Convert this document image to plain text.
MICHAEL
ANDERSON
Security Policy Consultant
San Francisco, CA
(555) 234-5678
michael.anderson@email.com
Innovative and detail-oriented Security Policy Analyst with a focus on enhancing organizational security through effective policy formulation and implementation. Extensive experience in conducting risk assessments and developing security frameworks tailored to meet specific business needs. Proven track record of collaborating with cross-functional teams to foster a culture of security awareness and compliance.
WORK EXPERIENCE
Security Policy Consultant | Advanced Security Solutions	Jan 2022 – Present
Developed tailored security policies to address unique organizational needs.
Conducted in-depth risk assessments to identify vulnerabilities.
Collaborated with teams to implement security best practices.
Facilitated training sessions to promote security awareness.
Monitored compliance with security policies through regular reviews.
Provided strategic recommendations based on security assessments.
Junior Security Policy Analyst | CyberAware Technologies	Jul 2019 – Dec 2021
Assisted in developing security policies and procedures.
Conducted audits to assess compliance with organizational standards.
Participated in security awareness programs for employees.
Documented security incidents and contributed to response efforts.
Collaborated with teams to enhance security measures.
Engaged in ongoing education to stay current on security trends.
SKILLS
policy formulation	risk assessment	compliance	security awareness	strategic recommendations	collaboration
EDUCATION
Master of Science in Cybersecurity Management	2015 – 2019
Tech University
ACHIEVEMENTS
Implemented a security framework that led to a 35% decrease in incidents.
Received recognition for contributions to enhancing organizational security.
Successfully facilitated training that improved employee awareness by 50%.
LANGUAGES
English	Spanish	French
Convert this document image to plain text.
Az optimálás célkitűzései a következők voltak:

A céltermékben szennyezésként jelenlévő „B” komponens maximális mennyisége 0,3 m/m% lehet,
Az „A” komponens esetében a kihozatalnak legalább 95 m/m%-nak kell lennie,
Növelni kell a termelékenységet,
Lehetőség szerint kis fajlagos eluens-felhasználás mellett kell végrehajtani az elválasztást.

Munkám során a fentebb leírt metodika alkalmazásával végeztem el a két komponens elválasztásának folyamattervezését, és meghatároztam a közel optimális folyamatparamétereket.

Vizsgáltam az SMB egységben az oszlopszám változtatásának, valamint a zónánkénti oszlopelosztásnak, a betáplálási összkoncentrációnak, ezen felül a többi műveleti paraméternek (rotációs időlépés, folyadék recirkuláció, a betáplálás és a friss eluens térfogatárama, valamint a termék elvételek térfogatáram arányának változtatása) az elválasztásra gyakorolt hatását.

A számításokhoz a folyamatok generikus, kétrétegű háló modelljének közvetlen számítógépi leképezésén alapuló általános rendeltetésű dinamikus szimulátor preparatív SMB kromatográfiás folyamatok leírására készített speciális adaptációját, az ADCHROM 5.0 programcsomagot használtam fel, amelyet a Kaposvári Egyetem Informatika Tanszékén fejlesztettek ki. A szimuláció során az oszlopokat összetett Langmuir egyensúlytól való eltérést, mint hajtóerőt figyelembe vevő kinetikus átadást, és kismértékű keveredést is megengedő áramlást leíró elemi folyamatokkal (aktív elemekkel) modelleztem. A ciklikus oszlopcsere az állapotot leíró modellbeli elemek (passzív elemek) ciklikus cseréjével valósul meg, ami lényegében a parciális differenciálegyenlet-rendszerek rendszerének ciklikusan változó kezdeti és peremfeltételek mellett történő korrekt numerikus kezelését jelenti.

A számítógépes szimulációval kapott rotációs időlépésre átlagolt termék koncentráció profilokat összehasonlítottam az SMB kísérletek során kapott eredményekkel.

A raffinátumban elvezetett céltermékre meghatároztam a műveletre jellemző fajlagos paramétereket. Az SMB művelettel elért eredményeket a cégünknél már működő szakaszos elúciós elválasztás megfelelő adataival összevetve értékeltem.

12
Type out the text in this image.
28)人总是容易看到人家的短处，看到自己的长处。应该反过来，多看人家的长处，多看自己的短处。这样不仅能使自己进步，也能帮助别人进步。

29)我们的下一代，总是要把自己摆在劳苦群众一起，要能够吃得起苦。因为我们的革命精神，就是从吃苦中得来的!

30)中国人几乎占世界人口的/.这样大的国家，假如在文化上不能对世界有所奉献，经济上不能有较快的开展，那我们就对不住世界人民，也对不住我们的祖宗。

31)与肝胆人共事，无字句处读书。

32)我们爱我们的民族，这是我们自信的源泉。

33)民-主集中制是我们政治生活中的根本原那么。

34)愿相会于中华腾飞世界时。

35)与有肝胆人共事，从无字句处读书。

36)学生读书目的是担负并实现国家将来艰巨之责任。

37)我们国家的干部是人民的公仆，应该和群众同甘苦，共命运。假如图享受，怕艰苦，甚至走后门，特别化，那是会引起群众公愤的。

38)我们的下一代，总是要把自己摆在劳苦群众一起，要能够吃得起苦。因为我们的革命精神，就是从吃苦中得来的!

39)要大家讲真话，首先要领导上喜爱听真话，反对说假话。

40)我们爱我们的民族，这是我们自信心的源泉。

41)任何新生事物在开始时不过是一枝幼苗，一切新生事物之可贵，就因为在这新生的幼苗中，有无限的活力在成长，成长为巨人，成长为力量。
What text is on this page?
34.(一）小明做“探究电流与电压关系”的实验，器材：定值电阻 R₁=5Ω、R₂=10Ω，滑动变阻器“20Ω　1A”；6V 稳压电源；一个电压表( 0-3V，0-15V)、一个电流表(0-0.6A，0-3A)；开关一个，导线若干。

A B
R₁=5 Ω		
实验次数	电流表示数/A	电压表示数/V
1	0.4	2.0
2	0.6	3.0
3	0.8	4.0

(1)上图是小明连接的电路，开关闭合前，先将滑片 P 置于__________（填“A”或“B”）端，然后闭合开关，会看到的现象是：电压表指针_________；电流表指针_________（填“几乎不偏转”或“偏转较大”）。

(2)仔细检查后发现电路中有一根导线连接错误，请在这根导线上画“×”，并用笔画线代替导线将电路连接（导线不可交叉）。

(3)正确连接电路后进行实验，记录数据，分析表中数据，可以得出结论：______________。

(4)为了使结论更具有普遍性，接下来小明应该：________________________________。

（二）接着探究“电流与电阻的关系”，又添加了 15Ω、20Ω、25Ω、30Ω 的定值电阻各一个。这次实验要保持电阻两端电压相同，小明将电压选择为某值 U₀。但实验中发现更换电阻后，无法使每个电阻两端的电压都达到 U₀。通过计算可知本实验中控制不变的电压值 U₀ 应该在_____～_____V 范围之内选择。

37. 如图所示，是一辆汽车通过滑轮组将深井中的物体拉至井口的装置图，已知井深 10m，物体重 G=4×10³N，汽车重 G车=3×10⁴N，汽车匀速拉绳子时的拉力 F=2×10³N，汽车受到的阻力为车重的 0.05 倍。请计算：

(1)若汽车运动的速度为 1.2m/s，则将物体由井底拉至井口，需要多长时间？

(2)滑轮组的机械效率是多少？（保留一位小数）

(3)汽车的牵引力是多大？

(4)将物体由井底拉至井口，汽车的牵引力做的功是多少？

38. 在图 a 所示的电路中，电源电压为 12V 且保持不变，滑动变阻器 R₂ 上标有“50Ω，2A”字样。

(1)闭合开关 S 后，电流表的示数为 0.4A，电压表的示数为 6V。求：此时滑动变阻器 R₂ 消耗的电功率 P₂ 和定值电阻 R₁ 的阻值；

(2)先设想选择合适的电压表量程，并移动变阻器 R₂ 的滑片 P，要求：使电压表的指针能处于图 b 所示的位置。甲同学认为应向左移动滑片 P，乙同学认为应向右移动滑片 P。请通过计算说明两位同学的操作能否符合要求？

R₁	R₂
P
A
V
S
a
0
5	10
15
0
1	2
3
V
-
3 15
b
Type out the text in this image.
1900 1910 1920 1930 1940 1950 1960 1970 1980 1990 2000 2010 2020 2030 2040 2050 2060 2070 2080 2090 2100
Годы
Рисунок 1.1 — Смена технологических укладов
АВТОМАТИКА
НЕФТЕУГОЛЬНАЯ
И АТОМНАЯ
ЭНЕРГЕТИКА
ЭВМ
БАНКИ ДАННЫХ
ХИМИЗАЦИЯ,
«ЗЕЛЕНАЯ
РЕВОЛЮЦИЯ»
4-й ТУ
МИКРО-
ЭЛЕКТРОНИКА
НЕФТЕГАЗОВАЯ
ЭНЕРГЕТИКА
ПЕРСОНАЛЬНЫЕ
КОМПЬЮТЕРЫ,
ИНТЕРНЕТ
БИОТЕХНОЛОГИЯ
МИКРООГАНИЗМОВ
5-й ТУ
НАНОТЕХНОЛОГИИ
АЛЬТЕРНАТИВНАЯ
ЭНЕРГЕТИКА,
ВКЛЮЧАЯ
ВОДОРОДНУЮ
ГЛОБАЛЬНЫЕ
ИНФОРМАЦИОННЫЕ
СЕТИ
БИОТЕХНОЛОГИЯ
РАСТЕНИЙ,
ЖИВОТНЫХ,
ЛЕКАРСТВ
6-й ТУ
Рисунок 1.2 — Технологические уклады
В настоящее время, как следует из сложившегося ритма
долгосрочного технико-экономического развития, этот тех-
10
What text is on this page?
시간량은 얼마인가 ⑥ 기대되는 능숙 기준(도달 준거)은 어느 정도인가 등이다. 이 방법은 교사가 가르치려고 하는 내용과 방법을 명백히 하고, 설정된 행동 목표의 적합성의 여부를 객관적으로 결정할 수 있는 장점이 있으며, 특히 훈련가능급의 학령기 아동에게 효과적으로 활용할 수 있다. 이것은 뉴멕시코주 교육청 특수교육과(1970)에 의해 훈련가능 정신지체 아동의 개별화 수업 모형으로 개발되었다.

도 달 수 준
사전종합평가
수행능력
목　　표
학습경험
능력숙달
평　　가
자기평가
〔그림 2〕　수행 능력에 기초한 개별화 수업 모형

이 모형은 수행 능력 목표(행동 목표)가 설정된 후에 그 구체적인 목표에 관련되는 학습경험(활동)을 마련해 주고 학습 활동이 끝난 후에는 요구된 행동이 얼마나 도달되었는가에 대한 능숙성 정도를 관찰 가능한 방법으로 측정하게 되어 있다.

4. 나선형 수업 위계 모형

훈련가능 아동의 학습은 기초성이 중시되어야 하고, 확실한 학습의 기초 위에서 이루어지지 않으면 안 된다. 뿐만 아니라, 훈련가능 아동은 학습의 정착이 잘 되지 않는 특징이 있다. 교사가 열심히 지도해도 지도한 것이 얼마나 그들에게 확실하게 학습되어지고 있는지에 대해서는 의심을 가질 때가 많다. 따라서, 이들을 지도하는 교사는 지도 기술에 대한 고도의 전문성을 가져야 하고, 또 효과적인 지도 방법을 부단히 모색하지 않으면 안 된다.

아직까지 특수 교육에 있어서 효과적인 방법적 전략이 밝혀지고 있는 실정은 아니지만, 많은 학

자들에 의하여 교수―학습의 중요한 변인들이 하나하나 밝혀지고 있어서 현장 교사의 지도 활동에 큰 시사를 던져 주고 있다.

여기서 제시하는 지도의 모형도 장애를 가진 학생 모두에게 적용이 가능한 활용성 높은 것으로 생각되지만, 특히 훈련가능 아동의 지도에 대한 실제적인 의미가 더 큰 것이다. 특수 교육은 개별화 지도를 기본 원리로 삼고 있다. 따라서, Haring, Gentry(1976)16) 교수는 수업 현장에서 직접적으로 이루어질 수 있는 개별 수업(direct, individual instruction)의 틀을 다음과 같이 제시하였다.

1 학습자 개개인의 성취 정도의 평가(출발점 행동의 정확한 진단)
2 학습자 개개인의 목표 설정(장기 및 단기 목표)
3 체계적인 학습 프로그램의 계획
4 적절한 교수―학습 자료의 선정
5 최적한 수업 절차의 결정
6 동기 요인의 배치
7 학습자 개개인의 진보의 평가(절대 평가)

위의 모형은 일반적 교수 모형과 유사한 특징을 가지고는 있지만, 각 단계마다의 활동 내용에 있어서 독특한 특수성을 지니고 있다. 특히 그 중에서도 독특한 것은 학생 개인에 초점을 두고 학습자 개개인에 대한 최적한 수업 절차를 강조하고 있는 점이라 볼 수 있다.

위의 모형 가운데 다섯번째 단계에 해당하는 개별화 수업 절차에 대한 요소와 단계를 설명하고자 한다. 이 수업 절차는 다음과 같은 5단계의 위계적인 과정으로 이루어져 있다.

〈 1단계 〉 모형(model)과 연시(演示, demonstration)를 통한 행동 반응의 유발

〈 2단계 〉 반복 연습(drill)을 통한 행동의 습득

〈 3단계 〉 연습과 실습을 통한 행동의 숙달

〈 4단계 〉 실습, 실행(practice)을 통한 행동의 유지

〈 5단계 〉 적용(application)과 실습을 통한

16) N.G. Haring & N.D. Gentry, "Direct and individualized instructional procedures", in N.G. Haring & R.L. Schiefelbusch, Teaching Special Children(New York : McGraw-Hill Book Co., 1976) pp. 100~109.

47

(Stated exercise): Pick out the lines above that hold the string "enhancing" and show them.

(Solution for this exercise):
Innovative and detail-oriented Security Policy Analyst with a focus on enhancing organizational security through effective policy formulation and implementation. Extensive experience in conducting risk assessments and developing security frameworks tailored to meet specific business needs. Proven track record of collaborating with cross-functional teams to foster a culture of security awareness and compliance.
Received recognition for contributions to enhancing organizational security.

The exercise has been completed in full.